__Exercise goal__: Copy out all lines with the word "Baptist" in them.
## Start The records
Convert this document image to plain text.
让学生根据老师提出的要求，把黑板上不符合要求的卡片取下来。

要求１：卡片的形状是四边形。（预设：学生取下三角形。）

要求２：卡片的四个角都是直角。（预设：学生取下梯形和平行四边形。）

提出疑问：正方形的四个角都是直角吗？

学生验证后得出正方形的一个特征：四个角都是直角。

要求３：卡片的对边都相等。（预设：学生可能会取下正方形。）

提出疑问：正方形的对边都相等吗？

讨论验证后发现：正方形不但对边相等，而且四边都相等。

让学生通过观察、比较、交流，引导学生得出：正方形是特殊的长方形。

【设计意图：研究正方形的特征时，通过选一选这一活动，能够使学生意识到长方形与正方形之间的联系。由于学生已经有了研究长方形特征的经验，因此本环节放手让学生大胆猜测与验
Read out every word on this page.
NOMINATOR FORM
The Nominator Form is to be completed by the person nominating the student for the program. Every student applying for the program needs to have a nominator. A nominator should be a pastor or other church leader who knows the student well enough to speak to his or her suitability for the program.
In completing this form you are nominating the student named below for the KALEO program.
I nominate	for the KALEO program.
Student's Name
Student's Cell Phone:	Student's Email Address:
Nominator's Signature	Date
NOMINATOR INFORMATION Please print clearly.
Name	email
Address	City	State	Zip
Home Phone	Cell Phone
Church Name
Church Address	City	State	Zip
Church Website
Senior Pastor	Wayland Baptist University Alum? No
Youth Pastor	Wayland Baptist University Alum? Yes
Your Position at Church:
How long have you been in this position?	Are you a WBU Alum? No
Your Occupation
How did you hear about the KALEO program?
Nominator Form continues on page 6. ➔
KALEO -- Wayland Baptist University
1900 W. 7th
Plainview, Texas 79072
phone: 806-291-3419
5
## End The records
__Problem solution__:
Senior Pastor	Wayland Baptist University Alum? No
Youth Pastor	Wayland Baptist University Alum? Yes
KALEO -- Wayland Baptist University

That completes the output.